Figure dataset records
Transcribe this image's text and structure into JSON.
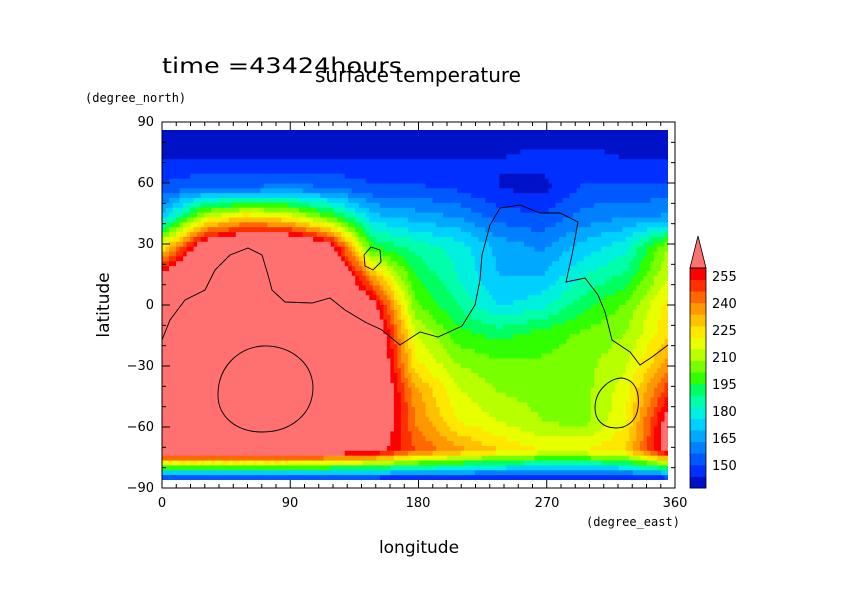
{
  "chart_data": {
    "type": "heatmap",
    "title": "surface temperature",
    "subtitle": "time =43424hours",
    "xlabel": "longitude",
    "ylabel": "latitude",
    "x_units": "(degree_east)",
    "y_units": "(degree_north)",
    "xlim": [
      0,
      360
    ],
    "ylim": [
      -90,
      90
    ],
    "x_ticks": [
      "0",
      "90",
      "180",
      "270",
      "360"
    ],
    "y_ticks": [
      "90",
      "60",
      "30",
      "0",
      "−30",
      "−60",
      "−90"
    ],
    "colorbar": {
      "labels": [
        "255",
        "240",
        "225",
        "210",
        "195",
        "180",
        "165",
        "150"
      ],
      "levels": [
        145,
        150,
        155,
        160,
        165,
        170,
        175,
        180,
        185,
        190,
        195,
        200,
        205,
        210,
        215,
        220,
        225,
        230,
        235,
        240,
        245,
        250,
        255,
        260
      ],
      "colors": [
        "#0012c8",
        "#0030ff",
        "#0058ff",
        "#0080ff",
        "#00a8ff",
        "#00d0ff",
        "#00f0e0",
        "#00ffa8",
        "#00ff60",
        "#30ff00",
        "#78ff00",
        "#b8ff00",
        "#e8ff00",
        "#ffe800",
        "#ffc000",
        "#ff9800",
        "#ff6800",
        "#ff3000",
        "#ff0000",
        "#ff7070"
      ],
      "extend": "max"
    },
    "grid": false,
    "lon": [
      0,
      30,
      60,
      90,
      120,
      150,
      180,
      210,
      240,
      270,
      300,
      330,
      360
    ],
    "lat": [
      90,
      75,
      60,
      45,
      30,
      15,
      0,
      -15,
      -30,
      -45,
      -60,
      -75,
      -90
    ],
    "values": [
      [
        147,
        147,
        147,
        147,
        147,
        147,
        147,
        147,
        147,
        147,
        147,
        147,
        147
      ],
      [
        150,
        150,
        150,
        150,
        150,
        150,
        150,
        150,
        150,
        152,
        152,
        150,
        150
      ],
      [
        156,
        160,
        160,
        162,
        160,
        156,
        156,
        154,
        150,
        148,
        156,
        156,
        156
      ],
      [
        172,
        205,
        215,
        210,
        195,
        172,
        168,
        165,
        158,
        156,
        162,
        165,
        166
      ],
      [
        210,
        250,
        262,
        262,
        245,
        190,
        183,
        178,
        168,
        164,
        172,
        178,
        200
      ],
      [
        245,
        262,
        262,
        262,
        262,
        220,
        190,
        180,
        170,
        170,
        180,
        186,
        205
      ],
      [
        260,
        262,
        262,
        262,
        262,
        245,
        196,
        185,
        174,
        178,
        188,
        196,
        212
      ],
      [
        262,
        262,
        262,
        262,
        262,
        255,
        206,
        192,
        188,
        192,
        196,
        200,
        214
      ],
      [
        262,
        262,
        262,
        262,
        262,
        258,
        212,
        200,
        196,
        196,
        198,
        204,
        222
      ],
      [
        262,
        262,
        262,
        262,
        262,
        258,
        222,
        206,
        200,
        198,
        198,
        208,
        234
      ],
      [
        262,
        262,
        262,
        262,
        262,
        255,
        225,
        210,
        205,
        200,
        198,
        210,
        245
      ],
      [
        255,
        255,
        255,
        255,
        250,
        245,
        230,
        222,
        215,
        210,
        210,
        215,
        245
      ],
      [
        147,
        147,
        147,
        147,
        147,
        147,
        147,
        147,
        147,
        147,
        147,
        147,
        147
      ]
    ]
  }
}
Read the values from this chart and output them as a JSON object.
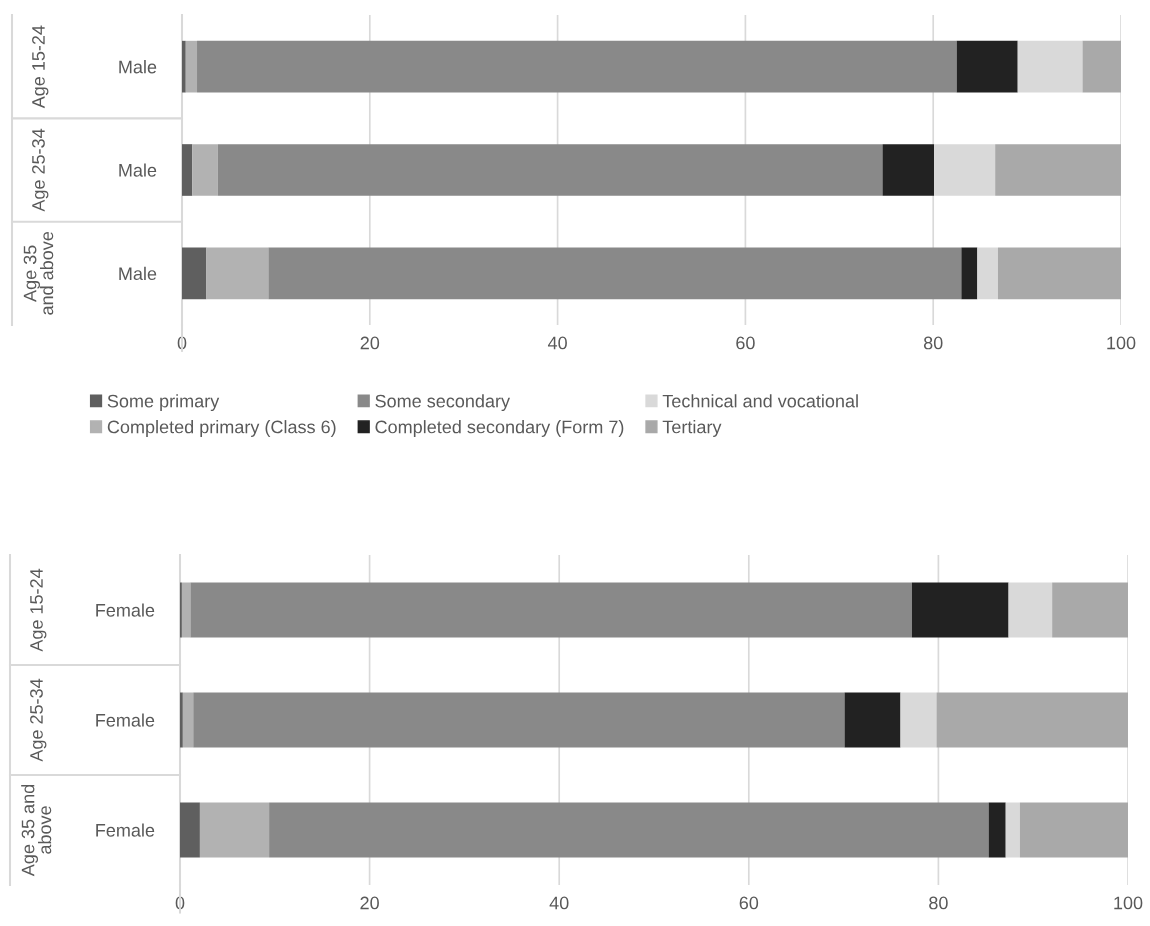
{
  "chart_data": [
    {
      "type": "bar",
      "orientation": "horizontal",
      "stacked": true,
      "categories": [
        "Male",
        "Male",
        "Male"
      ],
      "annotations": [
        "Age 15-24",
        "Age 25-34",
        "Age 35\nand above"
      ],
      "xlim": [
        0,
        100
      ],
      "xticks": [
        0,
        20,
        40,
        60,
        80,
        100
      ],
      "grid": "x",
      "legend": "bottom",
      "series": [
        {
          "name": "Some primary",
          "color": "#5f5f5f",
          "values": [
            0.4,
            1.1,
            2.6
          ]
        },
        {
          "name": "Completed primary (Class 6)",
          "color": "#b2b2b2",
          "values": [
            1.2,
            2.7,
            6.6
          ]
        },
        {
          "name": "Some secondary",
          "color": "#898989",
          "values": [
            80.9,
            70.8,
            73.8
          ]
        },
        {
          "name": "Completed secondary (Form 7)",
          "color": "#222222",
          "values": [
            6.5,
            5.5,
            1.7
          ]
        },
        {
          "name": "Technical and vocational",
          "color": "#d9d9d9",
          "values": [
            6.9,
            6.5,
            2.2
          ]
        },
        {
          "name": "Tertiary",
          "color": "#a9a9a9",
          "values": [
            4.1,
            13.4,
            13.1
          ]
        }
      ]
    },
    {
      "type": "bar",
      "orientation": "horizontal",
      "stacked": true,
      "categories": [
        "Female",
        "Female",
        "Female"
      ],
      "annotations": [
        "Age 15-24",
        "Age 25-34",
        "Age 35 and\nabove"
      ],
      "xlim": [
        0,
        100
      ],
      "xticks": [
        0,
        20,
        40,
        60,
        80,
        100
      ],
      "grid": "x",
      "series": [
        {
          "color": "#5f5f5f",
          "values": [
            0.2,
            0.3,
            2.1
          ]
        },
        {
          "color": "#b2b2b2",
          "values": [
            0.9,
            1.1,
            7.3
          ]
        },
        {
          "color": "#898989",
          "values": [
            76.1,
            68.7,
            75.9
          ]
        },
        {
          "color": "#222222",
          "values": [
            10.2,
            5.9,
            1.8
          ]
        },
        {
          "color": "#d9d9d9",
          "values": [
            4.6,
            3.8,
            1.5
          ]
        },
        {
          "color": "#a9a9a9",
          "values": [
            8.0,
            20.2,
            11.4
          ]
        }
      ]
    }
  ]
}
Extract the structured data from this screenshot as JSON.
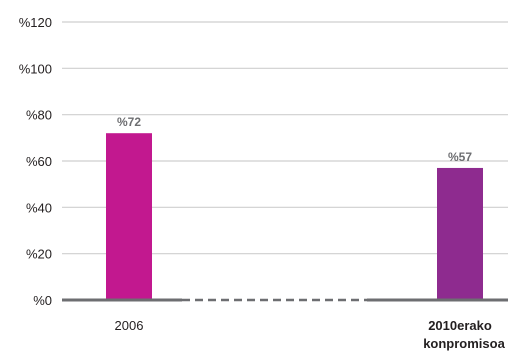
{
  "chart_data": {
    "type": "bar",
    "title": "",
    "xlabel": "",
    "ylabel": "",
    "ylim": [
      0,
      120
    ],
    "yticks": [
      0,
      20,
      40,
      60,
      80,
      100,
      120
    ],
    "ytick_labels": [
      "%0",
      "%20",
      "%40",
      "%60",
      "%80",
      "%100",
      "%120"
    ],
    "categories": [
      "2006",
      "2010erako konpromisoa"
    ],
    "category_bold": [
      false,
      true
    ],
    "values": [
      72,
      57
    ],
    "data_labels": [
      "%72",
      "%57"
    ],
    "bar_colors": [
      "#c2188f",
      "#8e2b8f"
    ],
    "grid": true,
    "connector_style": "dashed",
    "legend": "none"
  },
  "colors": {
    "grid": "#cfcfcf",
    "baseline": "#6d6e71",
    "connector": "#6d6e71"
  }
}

• [Exercise details]: Which lines contain the word "Completed"? Copy each of them.

• [Task result]:
          "name": "Completed primary (Class 6)",
          "name": "Completed secondary (Form 7)",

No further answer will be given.